* Begin Records for this exercise *
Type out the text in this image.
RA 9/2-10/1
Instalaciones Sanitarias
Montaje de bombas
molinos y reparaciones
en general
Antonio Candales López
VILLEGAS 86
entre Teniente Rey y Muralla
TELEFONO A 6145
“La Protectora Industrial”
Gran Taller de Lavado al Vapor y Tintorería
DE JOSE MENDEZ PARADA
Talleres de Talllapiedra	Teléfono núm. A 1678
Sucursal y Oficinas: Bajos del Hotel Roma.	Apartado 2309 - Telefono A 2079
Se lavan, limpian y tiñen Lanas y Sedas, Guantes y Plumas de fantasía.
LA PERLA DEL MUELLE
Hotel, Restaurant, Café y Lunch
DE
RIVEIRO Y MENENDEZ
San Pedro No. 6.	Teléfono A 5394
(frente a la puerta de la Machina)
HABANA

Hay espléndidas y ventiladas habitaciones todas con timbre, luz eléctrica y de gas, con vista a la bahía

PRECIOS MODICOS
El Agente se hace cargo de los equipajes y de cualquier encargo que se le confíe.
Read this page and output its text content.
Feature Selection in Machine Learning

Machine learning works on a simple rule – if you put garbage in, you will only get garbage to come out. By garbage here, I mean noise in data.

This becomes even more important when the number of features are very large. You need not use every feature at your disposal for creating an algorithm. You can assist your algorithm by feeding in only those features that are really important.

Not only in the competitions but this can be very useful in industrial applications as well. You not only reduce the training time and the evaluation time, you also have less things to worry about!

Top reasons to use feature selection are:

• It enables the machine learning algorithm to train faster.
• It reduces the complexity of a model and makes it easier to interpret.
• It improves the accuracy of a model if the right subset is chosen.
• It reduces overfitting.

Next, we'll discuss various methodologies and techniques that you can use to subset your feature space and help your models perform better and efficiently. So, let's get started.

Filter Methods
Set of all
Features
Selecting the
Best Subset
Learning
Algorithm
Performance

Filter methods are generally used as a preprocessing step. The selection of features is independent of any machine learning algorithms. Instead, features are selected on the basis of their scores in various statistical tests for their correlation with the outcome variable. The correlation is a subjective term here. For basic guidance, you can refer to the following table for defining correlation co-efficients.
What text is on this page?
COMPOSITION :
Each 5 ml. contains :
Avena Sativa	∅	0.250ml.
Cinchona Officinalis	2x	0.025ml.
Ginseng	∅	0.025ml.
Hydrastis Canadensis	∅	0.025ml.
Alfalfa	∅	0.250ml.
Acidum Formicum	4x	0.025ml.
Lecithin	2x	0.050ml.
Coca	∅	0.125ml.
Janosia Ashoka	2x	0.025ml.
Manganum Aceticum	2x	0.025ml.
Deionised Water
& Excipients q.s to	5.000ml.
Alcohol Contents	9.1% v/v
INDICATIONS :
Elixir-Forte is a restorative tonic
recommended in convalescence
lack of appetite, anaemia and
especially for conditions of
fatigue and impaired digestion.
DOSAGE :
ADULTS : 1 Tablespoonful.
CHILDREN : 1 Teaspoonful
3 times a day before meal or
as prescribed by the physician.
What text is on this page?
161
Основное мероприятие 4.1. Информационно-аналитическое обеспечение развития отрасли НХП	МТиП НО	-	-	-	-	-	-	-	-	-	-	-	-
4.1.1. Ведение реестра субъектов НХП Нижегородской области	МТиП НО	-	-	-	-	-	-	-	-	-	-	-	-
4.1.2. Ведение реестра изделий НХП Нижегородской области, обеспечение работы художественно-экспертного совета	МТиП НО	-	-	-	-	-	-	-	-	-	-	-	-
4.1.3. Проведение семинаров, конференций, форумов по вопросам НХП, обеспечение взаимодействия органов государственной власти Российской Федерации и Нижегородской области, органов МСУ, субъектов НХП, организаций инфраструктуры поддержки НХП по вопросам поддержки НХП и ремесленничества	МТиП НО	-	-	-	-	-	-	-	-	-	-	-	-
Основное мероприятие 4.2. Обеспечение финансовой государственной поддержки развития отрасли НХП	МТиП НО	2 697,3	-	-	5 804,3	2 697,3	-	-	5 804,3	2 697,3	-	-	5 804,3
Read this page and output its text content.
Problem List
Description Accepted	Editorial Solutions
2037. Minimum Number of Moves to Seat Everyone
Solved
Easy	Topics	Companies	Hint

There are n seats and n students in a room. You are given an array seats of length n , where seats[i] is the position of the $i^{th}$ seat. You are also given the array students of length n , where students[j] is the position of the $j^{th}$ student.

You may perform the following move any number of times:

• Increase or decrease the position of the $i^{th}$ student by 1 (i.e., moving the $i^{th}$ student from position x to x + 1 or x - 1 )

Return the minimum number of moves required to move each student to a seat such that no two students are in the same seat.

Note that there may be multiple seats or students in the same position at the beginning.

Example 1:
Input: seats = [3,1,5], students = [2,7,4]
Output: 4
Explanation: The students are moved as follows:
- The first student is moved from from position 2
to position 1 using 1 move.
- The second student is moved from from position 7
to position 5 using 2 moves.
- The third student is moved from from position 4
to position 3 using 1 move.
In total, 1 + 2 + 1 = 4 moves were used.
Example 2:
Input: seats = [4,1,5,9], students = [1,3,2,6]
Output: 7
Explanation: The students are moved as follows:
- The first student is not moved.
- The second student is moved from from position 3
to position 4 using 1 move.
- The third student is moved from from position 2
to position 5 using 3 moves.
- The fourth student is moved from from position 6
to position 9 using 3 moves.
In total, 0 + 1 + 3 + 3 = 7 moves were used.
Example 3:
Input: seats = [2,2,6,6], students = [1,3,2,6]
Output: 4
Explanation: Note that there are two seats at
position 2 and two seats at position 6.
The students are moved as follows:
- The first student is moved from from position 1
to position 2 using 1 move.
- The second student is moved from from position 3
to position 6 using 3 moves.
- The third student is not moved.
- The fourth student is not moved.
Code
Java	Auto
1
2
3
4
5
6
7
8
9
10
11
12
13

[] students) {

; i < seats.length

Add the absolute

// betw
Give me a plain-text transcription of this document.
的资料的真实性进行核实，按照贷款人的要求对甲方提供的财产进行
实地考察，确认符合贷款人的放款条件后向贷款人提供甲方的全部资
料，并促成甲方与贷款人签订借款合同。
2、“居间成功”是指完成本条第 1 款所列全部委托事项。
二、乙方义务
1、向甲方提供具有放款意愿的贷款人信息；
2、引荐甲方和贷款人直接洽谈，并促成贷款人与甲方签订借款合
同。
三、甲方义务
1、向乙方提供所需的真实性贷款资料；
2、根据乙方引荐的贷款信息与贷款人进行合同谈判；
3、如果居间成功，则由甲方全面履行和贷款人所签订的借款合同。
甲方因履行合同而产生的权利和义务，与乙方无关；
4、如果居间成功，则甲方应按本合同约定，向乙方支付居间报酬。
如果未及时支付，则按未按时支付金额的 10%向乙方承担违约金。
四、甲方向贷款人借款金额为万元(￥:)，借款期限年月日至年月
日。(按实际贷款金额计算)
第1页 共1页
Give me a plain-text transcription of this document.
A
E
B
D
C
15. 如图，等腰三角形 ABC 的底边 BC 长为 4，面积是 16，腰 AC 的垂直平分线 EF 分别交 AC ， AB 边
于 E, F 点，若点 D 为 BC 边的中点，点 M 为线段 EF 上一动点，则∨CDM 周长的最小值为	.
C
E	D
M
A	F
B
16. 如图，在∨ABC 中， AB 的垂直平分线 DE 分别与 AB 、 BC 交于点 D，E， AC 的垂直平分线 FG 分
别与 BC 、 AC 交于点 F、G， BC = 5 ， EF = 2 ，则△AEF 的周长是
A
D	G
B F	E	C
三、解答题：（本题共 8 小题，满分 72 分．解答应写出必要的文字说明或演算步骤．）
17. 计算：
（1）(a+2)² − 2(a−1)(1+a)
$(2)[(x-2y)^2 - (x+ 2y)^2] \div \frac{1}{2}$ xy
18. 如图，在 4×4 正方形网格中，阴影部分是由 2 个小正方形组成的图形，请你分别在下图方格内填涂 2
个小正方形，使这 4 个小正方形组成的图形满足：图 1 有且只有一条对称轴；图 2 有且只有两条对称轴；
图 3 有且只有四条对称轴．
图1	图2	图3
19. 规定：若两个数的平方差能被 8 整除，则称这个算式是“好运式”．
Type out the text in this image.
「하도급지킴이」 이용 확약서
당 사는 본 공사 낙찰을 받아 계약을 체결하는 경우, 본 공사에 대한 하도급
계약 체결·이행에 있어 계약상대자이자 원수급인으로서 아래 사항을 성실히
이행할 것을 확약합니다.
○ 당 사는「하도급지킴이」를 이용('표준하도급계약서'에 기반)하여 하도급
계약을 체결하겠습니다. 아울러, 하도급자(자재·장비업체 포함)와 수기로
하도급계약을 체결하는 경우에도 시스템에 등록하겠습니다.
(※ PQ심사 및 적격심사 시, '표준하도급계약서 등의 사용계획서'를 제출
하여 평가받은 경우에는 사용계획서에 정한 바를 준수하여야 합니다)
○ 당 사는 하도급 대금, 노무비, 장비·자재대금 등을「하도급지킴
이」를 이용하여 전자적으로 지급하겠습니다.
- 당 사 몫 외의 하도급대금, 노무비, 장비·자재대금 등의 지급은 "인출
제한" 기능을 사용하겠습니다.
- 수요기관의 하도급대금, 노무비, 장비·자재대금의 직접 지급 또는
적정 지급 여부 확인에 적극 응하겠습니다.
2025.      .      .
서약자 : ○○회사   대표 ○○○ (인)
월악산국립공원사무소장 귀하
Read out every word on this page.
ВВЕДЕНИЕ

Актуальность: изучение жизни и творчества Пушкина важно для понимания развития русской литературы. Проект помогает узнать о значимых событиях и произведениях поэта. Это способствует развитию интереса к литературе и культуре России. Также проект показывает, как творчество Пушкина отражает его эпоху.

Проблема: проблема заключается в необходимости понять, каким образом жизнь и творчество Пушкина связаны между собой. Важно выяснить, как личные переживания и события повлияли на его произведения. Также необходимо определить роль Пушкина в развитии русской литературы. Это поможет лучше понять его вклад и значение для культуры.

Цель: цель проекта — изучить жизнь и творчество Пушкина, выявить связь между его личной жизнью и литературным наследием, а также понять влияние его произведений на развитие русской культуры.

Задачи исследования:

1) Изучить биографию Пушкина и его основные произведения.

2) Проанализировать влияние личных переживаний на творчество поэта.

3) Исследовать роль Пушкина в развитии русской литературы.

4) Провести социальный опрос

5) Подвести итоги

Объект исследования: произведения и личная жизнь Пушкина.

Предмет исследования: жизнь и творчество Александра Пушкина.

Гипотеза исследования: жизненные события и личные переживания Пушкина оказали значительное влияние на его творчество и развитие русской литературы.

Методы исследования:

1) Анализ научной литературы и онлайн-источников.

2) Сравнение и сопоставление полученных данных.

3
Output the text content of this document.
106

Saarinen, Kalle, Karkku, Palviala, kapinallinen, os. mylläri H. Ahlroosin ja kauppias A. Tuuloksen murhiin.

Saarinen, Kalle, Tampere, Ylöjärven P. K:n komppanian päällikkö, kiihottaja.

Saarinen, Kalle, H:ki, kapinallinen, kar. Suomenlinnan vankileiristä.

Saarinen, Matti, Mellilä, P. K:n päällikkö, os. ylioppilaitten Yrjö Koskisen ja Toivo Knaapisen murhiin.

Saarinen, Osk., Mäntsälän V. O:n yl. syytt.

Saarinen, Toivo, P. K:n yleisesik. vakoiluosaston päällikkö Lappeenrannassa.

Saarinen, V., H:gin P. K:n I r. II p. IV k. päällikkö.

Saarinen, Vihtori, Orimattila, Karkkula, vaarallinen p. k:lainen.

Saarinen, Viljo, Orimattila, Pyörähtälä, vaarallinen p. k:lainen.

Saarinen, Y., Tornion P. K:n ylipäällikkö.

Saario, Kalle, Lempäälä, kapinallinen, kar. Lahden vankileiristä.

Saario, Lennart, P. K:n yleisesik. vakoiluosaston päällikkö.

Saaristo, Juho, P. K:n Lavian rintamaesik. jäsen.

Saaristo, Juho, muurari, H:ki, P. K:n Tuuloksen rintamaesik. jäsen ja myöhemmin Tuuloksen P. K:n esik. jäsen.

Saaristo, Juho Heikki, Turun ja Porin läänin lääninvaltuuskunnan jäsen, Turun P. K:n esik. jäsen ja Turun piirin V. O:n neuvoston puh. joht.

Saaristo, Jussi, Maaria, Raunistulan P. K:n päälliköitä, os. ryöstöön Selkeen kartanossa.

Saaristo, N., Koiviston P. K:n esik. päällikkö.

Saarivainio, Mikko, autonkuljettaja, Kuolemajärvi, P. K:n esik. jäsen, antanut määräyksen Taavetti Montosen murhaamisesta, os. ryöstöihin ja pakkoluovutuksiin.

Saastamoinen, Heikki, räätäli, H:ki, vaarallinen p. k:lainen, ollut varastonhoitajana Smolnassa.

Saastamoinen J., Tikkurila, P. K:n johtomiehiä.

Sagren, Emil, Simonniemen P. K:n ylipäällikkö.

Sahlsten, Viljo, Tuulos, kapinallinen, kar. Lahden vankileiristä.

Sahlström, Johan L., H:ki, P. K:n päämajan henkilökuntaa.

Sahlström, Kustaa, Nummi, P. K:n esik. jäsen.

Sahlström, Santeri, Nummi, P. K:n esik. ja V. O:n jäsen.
* End Records for this exercise *
**Your objective**
Search the lines above for the string "ylipäällikkö", then show every one that has it.

**Answer to this exercise**
Saarinen, Y., Tornion P. K:n ylipäällikkö.
Sagren, Emil, Simonniemen P. K:n ylipäällikkö.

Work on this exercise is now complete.